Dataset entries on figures
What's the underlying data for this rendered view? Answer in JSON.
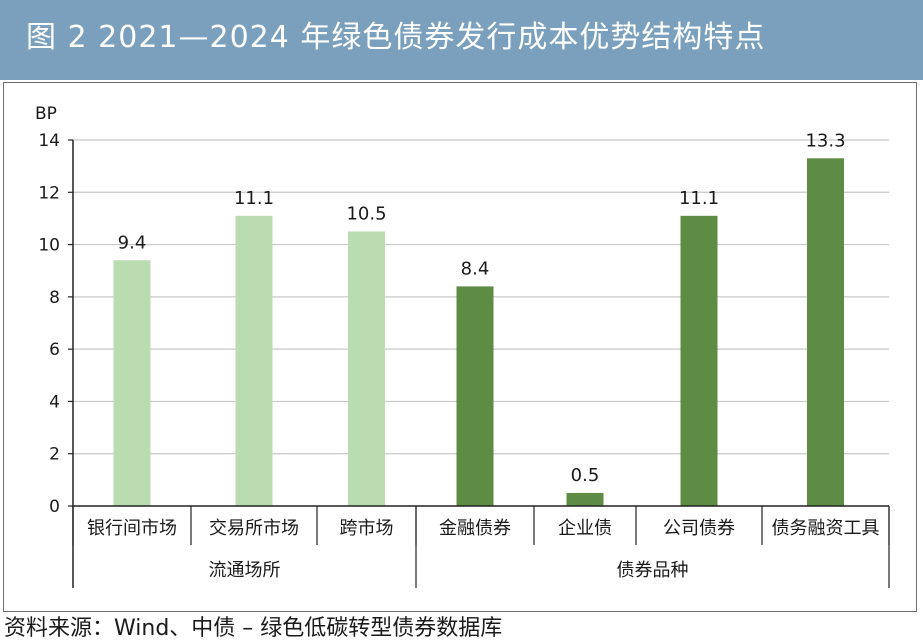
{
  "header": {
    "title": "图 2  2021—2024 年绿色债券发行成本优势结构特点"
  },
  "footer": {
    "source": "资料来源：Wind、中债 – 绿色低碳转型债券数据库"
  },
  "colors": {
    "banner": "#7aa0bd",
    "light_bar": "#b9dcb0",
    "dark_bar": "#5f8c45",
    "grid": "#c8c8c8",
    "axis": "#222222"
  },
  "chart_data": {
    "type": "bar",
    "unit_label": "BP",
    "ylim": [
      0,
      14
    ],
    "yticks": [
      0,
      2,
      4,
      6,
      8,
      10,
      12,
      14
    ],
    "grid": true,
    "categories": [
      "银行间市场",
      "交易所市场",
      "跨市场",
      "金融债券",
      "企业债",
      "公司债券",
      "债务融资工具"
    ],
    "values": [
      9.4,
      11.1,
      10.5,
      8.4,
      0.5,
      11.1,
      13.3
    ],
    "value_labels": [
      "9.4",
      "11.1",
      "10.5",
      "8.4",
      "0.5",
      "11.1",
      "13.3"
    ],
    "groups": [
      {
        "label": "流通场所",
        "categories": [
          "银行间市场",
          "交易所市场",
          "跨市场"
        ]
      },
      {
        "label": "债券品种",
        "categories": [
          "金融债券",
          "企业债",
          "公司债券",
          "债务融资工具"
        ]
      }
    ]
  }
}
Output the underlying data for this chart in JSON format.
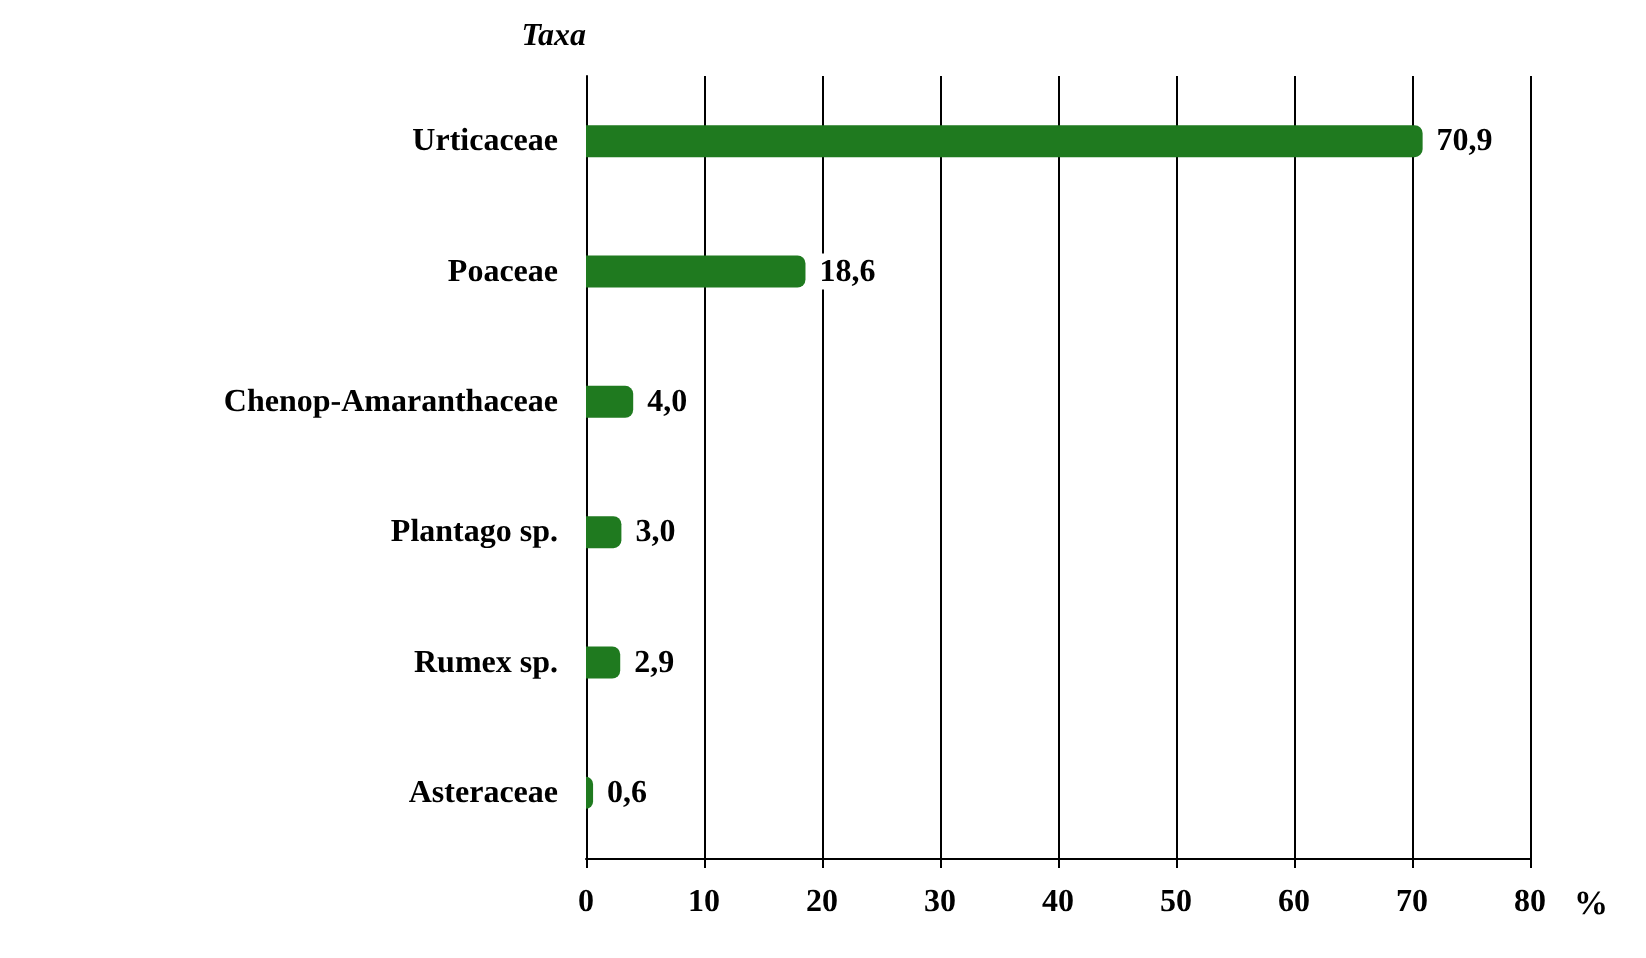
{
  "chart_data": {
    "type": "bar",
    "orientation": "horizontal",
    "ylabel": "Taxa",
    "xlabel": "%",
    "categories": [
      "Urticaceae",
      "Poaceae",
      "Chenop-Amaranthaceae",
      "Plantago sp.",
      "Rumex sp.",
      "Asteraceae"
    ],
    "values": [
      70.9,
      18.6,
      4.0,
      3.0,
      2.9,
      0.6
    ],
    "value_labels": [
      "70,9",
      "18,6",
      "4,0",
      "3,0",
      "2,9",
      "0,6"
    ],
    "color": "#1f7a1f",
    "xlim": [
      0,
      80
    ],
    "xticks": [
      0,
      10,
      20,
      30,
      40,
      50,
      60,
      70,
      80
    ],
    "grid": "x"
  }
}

* * *

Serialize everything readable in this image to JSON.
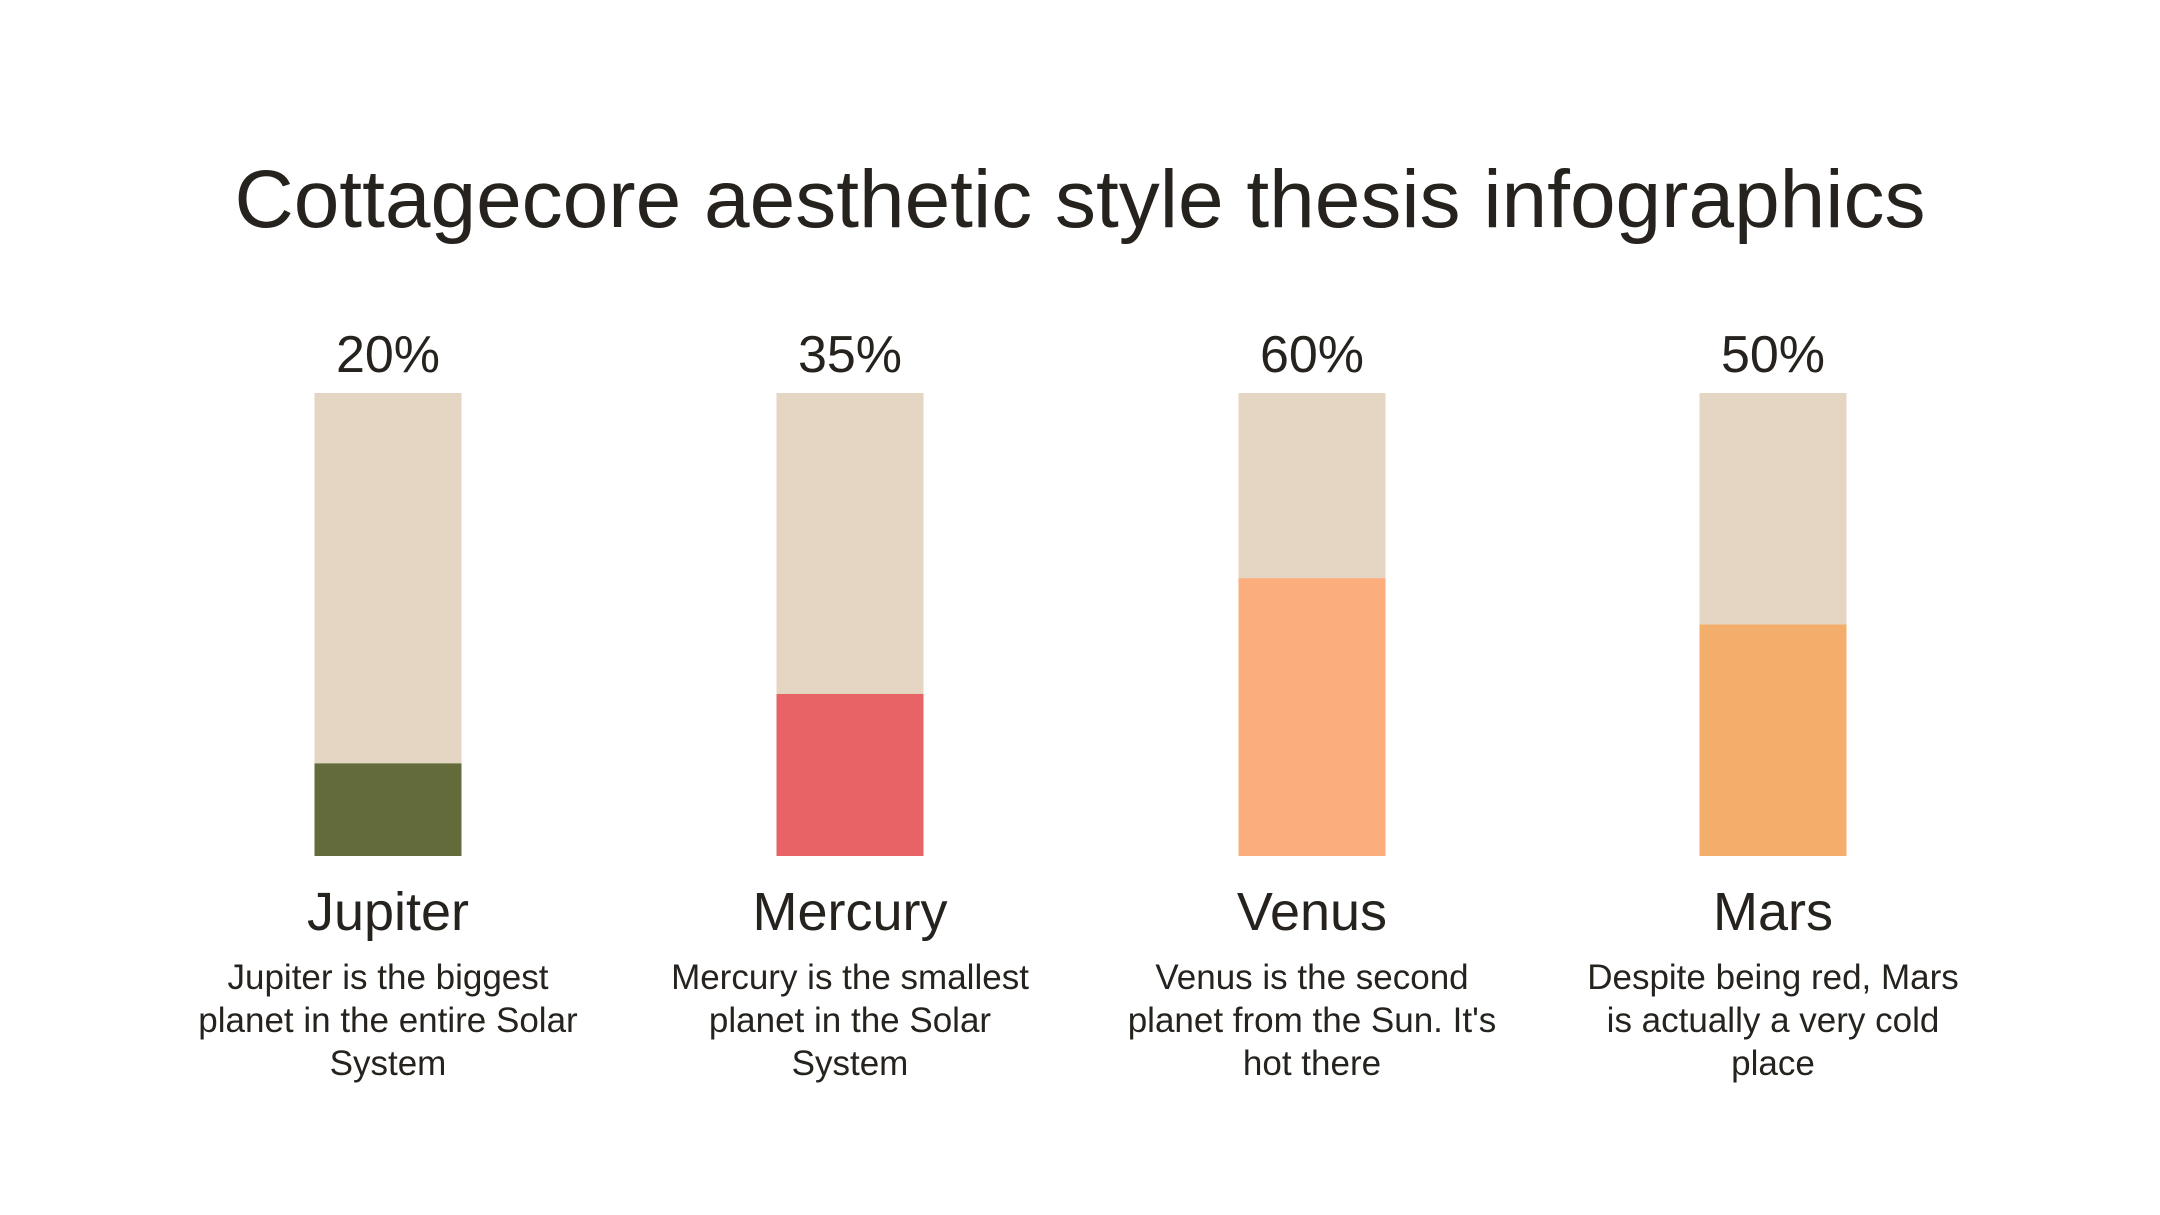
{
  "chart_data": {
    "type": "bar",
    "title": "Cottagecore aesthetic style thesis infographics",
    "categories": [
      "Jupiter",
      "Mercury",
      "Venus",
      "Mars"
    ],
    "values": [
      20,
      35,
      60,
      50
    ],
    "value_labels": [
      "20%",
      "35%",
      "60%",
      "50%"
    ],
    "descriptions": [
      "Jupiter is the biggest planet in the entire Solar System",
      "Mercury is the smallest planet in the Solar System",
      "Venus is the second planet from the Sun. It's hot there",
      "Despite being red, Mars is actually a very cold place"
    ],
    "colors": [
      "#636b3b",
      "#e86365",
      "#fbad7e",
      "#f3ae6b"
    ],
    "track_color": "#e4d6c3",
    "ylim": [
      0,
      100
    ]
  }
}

- [Given request] Lines containing the string "Venus" are to be selected and copied.

- [Task response]
      "Venus",
      "Venus is the second planet from the Sun. It's hot there",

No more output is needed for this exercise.